▶ [Data for analysis]:

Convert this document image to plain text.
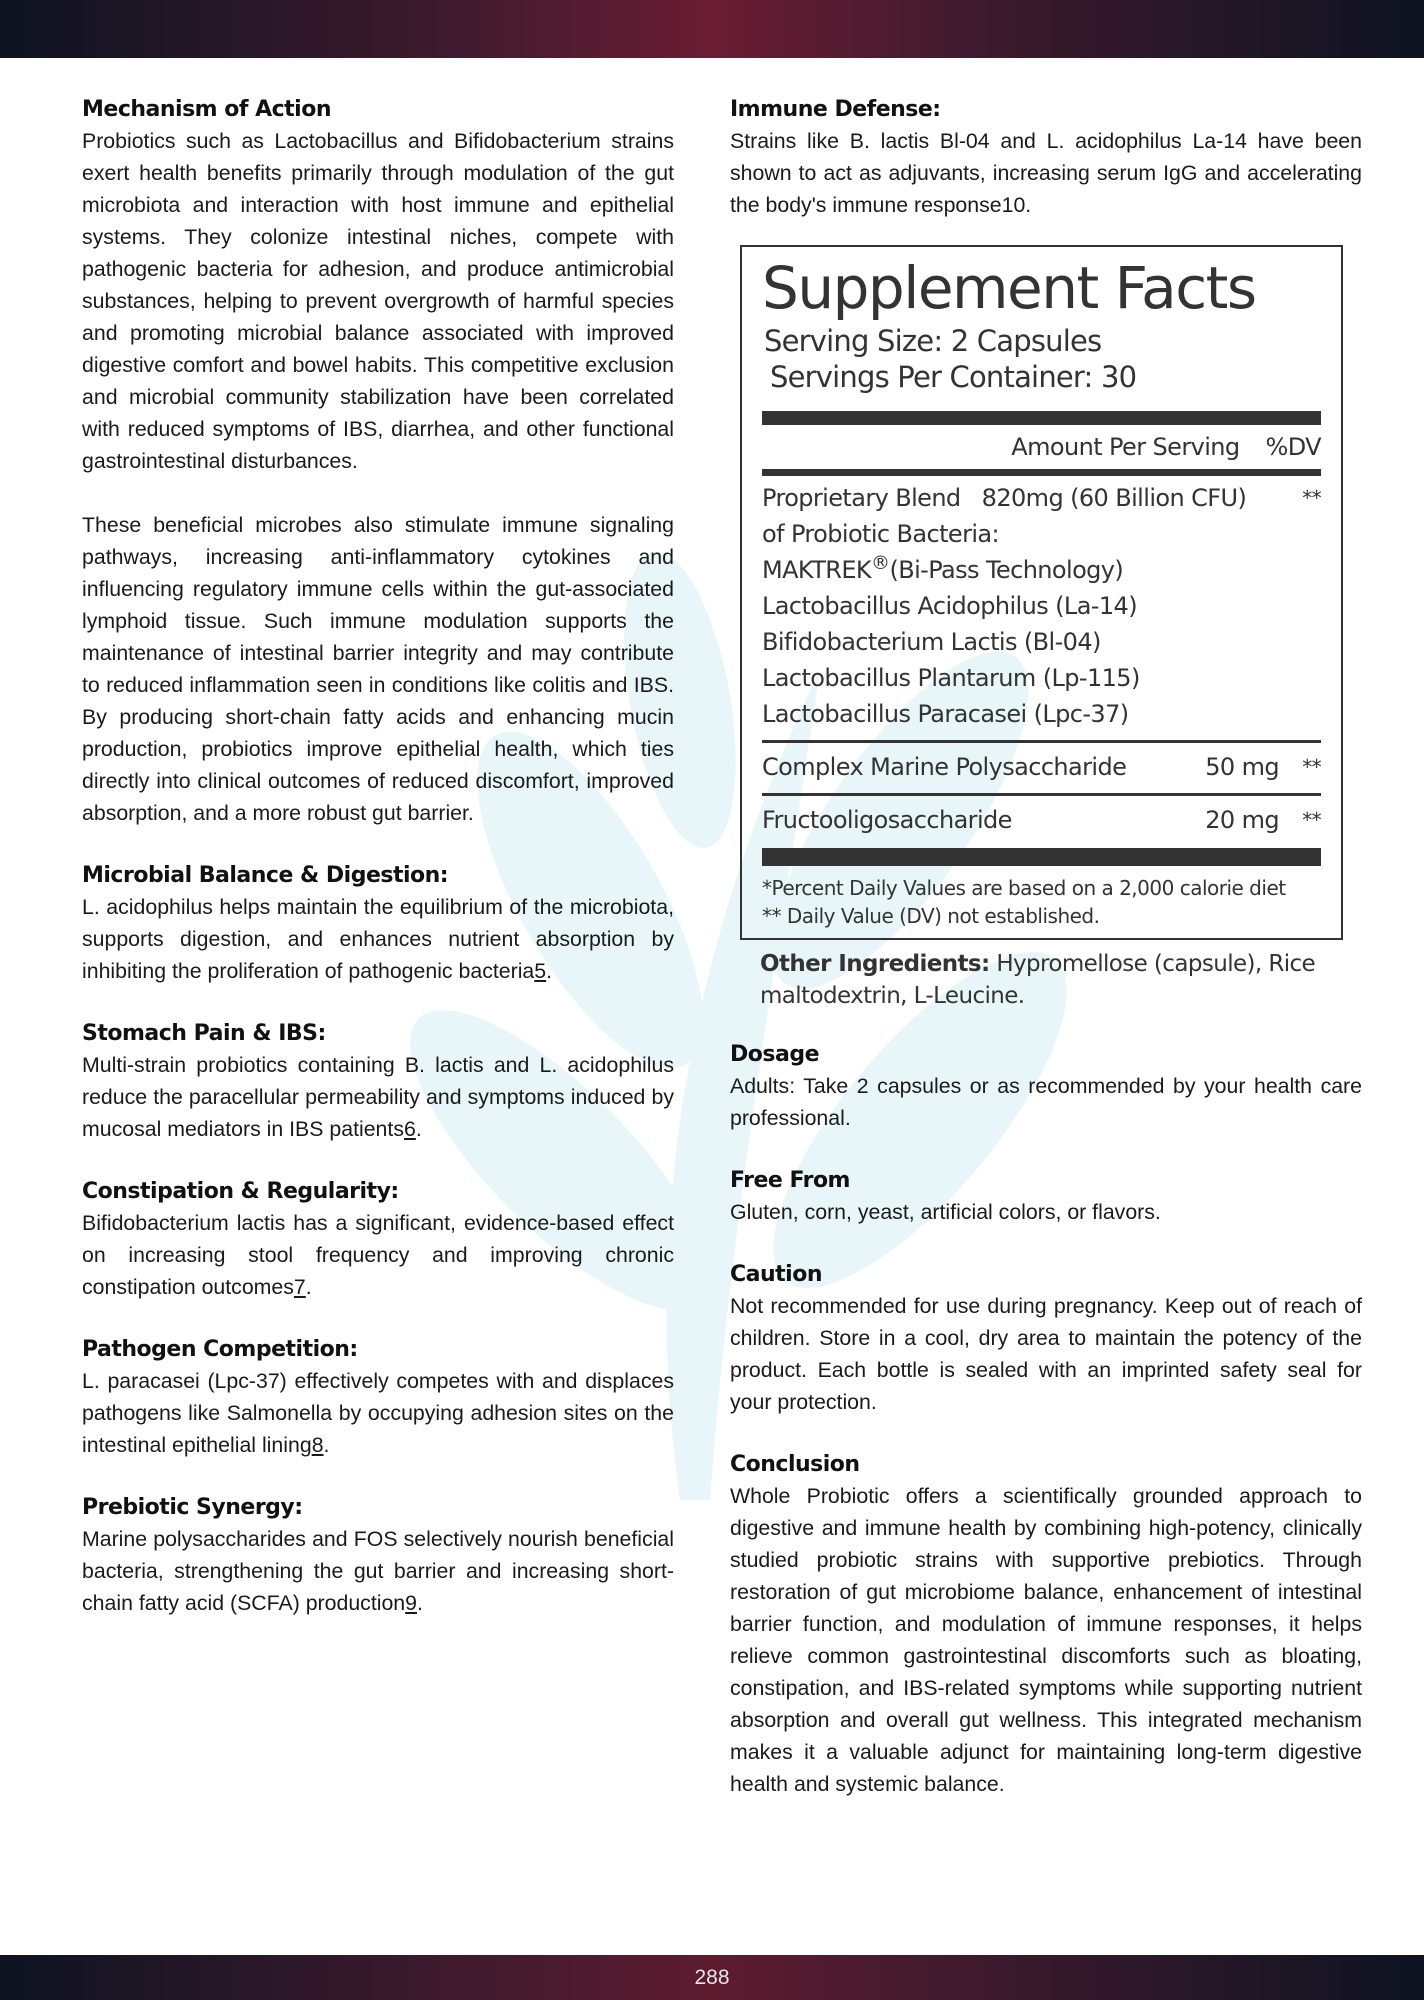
Mechanism of Action

Probiotics such as Lactobacillus and Bifidobacterium strains exert health benefits primarily through modulation of the gut microbiota and interaction with host immune and epithelial systems. They colonize intestinal niches, compete with pathogenic bacteria for adhesion, and produce antimicrobial substances, helping to prevent overgrowth of harmful species and promoting microbial balance associated with improved digestive comfort and bowel habits. This competitive exclusion and microbial community stabilization have been correlated with reduced symptoms of IBS, diarrhea, and other functional gastrointestinal disturbances.

These beneficial microbes also stimulate immune signaling pathways, increasing anti-inflammatory cytokines and influencing regulatory immune cells within the gut-associated lymphoid tissue. Such immune modulation supports the maintenance of intestinal barrier integrity and may contribute to reduced inflammation seen in conditions like colitis and IBS. By producing short-chain fatty acids and enhancing mucin production, probiotics improve epithelial health, which ties directly into clinical outcomes of reduced discomfort, improved absorption, and a more robust gut barrier.

Microbial Balance & Digestion:

L. acidophilus helps maintain the equilibrium of the microbiota, supports digestion, and enhances nutrient absorption by inhibiting the proliferation of pathogenic bacteria5.

Stomach Pain & IBS:

Multi-strain probiotics containing B. lactis and L. acidophilus reduce the paracellular permeability and symptoms induced by mucosal mediators in IBS patients6.

Constipation & Regularity:

Bifidobacterium lactis has a significant, evidence-based effect on increasing stool frequency and improving chronic constipation outcomes7.

Pathogen Competition:

L. paracasei (Lpc-37) effectively competes with and displaces pathogens like Salmonella by occupying adhesion sites on the intestinal epithelial lining8.

Prebiotic Synergy:

Marine polysaccharides and FOS selectively nourish beneficial bacteria, strengthening the gut barrier and increasing short-chain fatty acid (SCFA) production9.

Immune Defense:

Strains like B. lactis Bl-04 and L. acidophilus La-14 have been shown to act as adjuvants, increasing serum IgG and accelerating the body's immune response10.

Supplement Facts
Serving Size: 2 Capsules
Servings Per Container: 30
Amount Per Serving %DV
Proprietary Blend 820mg (60 Billion CFU)	**
of Probiotic Bacteria:
MAKTREK®(Bi-Pass Technology)
Lactobacillus Acidophilus (La-14)
Bifidobacterium Lactis (Bl-04)
Lactobacillus Plantarum (Lp-115)
Lactobacillus Paracasei (Lpc-37)
Complex Marine Polysaccharide	50 mg	**
Fructooligosaccharide	20 mg	**
*Percent Daily Values are based on a 2,000 calorie diet
** Daily Value (DV) not established.
Other Ingredients: Hypromellose (capsule), Rice maltodextrin, L-Leucine.
Dosage

Adults: Take 2 capsules or as recommended by your health care professional.

Free From

Gluten, corn, yeast, artificial colors, or flavors.

Caution

Not recommended for use during pregnancy. Keep out of reach of children. Store in a cool, dry area to maintain the potency of the product. Each bottle is sealed with an imprinted safety seal for your protection.

Conclusion

Whole Probiotic offers a scientifically grounded approach to digestive and immune health by combining high-potency, clinically studied probiotic strains with supportive prebiotics. Through restoration of gut microbiome balance, enhancement of intestinal barrier function, and modulation of immune responses, it helps relieve common gastrointestinal discomforts such as bloating, constipation, and IBS-related symptoms while supporting nutrient absorption and overall gut wellness. This integrated mechanism makes it a valuable adjunct for maintaining long-term digestive health and systemic balance.

288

▶ [Task brief]:
Return, from the material above, each line holding the string "have".

▶ [Written response]:
Probiotics such as Lactobacillus and Bifidobacterium strains exert health benefits primarily through modulation of the gut microbiota and interaction with host immune and epithelial systems. They colonize intestinal niches, compete with pathogenic bacteria for adhesion, and produce antimicrobial substances, helping to prevent overgrowth of harmful species and promoting microbial balance associated with improved digestive comfort and bowel habits. This competitive exclusion and microbial community stabilization have been correlated with reduced symptoms of IBS, diarrhea, and other functional gastrointestinal disturbances.
Strains like B. lactis Bl-04 and L. acidophilus La-14 have been shown to act as adjuvants, increasing serum IgG and accelerating the body's immune response10.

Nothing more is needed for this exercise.